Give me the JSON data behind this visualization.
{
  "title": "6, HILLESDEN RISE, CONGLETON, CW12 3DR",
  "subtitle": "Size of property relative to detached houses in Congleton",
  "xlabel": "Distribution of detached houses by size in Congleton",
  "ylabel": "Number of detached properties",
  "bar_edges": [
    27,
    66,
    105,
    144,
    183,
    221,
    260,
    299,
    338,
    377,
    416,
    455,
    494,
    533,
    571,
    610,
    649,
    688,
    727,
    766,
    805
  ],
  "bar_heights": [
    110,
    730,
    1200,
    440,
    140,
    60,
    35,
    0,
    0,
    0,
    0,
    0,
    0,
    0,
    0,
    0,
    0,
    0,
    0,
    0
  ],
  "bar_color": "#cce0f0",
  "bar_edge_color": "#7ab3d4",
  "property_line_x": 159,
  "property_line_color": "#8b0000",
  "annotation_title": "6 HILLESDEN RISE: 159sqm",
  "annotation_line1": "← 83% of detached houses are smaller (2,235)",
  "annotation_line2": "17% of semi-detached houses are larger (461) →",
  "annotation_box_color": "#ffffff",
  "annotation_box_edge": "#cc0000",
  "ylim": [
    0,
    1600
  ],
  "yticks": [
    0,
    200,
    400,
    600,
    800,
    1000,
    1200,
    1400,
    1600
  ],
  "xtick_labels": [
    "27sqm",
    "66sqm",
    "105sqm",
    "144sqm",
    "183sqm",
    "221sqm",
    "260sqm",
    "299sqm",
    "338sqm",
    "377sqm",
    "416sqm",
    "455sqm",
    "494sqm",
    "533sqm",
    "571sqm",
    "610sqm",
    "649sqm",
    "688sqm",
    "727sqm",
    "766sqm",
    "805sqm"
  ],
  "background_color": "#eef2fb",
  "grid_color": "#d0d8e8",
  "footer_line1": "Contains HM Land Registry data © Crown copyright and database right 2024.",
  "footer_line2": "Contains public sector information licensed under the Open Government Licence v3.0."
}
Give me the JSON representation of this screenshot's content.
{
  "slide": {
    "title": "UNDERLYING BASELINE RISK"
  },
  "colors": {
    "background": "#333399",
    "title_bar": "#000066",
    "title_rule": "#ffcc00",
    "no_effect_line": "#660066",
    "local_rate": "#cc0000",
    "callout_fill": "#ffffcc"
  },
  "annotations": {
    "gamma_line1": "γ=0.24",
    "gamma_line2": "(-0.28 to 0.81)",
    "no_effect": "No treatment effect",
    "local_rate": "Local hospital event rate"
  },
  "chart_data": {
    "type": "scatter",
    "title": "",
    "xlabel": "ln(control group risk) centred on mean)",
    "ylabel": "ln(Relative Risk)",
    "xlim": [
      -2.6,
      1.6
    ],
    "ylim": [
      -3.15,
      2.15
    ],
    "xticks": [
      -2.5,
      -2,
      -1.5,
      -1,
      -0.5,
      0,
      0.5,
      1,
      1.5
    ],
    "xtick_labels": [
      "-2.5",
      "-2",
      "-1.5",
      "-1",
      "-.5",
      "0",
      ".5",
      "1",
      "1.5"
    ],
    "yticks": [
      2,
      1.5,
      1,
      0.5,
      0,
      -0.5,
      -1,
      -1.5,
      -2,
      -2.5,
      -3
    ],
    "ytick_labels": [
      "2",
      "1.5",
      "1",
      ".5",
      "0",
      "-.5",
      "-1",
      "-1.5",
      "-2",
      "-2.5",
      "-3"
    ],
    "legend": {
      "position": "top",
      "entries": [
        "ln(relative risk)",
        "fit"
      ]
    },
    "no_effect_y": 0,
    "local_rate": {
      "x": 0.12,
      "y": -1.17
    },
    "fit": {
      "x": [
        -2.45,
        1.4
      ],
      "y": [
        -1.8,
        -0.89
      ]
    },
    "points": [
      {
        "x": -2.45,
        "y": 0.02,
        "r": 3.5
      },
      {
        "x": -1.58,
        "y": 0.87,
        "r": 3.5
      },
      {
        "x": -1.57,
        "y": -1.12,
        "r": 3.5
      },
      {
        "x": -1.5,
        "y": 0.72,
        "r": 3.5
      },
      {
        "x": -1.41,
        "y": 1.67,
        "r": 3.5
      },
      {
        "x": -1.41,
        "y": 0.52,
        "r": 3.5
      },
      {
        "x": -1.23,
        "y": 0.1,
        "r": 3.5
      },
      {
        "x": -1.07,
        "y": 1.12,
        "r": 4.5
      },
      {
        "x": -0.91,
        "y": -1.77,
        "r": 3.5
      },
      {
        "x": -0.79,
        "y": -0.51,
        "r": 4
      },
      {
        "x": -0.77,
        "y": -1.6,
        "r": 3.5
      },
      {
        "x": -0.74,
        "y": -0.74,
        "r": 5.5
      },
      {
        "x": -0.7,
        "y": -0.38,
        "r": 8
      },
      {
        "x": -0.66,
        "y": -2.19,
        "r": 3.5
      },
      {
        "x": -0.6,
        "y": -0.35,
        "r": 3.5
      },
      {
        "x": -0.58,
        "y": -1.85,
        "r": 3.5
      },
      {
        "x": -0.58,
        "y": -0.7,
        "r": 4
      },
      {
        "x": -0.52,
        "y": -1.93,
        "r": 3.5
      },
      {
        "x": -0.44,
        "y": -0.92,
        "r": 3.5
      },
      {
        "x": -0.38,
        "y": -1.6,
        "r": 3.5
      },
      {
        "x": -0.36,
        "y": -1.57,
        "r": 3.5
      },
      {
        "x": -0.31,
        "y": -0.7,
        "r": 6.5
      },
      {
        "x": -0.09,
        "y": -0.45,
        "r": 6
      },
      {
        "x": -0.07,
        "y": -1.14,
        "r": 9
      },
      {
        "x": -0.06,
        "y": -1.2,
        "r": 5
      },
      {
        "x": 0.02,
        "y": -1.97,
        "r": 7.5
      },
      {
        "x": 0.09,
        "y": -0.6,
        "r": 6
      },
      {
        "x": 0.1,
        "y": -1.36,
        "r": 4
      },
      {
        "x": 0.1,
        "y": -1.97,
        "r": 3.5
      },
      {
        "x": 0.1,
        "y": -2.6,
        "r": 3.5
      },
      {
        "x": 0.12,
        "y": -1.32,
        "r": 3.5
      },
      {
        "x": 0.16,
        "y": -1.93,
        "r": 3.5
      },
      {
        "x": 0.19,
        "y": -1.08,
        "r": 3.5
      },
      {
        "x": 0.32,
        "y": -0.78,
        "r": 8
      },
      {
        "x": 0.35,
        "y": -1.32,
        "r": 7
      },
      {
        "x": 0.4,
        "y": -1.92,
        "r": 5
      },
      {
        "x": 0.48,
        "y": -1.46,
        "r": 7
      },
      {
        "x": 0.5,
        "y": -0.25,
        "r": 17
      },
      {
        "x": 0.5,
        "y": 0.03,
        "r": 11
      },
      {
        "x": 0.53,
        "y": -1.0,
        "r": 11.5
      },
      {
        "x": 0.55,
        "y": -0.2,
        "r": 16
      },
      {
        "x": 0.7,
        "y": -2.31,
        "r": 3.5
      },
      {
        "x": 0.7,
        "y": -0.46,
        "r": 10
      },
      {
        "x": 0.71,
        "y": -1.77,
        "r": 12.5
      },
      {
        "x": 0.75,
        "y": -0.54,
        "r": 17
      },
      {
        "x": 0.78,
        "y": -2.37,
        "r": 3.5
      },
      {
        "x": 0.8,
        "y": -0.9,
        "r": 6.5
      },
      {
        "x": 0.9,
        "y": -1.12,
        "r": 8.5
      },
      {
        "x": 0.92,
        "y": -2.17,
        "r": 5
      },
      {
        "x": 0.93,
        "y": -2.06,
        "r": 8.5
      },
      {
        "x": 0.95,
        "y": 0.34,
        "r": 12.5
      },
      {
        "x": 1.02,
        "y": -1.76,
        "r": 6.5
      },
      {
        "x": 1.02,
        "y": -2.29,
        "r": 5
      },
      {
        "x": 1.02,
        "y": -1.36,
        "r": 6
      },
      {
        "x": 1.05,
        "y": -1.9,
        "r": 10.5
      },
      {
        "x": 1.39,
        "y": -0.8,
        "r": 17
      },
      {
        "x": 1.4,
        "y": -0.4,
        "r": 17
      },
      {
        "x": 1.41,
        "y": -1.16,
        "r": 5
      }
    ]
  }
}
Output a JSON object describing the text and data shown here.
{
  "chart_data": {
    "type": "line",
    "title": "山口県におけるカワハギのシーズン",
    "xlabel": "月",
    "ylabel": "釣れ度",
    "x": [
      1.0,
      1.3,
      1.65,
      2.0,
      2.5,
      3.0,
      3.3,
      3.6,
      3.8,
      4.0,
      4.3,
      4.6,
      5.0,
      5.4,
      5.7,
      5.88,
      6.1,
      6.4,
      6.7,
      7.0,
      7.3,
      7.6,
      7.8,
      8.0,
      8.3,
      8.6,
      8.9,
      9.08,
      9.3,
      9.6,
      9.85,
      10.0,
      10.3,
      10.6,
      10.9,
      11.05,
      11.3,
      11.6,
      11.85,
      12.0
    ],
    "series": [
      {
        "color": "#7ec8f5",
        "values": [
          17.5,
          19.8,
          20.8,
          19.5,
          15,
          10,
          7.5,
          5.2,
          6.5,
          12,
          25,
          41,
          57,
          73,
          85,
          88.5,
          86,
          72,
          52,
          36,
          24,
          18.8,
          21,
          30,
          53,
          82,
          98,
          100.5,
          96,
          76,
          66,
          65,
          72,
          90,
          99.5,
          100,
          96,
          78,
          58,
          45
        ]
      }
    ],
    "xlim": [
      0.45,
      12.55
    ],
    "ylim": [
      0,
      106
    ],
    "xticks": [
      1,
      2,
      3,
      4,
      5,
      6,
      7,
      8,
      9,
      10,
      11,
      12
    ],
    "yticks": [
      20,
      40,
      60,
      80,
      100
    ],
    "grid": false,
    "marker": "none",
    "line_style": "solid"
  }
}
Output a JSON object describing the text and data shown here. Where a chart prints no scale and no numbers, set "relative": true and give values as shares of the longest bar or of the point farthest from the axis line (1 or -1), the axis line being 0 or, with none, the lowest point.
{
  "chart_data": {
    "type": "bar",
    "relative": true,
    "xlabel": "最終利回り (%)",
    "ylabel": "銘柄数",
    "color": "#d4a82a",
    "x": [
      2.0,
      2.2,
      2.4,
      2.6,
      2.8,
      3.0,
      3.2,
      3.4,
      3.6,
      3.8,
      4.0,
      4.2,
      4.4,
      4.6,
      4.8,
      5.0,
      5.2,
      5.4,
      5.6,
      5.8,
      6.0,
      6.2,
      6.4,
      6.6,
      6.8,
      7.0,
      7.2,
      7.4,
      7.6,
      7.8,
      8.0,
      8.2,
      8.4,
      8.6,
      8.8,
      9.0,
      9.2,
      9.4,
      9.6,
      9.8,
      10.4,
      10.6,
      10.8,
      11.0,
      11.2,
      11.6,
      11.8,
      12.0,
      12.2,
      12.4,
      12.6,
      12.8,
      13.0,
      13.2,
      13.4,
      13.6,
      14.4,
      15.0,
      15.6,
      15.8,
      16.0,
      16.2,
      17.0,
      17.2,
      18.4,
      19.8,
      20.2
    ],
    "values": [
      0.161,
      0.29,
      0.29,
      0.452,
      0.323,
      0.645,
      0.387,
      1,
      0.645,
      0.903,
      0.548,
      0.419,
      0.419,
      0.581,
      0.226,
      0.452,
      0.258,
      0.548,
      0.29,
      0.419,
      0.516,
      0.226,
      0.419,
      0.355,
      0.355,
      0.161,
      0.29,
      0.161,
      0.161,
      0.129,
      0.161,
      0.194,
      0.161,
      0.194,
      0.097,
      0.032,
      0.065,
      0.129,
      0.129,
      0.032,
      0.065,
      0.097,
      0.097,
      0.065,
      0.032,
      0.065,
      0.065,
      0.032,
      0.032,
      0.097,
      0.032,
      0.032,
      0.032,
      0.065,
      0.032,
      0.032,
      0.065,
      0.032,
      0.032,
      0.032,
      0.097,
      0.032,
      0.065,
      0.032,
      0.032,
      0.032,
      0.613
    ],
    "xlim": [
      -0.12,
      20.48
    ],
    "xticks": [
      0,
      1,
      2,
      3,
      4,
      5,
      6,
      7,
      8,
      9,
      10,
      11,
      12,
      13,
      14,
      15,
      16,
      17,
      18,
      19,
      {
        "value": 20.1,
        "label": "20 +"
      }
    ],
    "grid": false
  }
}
-*-
### [EXERCISE PROMPT]
In the entries above, identify every line with the word "Contains". Copy those lines.

### [PROBLEM SOLUTION]
  "footer_line1": "Contains HM Land Registry data © Crown copyright and database right 2024.",
  "footer_line2": "Contains public sector information licensed under the Open Government Licence v3.0."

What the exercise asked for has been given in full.